Problem to solve:
Of the lines below, how many hold the string "document"? Give only the number.
─── Raw records ───
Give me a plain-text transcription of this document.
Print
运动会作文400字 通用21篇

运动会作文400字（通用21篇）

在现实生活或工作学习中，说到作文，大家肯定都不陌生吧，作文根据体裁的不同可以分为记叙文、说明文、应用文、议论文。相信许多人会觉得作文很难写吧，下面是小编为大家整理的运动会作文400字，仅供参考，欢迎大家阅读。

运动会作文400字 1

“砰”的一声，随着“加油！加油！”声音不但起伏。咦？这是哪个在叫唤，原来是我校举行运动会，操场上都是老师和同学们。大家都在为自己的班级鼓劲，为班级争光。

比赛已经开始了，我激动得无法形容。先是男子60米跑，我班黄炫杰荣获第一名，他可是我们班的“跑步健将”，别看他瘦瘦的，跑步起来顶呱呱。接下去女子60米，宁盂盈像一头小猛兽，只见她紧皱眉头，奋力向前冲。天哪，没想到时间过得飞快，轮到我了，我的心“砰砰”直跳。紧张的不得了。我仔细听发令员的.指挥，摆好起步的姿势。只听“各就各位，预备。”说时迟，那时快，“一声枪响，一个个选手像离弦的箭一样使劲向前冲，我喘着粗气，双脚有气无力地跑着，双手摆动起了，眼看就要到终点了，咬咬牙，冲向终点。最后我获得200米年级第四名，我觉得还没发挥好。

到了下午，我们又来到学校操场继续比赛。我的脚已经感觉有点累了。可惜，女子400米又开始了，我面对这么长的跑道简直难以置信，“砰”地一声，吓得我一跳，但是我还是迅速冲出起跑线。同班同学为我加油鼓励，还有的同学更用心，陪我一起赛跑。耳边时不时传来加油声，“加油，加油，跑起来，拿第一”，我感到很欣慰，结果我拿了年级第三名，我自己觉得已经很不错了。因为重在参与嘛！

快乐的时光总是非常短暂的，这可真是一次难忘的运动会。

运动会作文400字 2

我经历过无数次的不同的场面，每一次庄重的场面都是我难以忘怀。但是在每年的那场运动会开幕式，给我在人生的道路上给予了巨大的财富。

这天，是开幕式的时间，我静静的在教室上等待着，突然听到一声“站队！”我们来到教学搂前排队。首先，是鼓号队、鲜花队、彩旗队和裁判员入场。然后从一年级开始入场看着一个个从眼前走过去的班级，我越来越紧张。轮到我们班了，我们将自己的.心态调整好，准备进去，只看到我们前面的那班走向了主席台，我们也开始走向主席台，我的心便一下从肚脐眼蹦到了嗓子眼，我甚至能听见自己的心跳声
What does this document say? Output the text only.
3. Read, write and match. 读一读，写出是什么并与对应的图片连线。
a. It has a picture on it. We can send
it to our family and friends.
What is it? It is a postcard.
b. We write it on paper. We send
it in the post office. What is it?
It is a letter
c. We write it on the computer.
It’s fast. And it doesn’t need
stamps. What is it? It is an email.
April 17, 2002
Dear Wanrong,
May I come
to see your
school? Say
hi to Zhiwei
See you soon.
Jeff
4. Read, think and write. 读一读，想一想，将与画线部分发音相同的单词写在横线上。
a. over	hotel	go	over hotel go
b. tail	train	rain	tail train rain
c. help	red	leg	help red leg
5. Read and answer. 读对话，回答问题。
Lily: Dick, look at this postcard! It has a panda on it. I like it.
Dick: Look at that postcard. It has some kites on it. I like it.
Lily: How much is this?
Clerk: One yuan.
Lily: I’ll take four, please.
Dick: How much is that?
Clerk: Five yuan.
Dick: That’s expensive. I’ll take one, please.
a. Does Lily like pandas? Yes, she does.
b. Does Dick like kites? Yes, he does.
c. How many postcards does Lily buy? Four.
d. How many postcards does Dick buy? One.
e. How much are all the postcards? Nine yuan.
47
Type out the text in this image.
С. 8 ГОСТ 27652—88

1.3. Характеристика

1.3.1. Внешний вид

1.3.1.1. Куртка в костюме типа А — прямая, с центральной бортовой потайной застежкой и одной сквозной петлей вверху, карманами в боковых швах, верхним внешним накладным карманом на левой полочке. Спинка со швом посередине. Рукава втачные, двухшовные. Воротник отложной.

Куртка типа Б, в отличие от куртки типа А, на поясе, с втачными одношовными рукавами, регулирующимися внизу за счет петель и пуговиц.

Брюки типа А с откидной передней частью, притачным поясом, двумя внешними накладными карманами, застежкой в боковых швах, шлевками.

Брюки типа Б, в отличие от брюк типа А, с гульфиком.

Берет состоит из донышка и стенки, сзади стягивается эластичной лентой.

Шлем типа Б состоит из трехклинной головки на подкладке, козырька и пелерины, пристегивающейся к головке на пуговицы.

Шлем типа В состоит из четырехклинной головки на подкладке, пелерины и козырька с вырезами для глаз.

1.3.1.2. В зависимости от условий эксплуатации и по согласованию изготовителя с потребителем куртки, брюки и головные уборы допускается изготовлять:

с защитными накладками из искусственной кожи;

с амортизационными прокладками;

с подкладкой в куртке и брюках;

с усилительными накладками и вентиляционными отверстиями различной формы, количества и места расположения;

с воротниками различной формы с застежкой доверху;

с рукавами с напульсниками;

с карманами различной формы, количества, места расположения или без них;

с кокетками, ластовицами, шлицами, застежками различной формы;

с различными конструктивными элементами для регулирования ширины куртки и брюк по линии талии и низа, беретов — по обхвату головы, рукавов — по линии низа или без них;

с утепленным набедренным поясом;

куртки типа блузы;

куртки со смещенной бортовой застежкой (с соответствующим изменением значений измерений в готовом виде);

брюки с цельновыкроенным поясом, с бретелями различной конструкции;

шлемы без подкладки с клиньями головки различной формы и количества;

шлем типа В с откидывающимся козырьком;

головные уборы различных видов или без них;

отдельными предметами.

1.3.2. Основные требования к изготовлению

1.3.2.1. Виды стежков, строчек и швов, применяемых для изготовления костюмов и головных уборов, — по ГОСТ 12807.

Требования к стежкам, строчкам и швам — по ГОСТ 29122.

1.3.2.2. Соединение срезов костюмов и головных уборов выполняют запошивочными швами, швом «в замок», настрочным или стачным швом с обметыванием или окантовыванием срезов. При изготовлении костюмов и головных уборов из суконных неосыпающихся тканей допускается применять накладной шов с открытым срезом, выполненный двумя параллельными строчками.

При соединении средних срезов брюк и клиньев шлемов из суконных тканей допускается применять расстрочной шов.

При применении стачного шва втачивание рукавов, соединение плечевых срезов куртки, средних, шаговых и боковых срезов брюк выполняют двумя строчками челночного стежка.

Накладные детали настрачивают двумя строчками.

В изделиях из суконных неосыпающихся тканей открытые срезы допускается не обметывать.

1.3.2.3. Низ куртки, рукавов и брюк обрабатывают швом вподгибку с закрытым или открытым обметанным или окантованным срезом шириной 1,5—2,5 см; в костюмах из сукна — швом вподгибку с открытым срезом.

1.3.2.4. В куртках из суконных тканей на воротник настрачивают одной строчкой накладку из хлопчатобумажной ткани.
───
Answer below:
2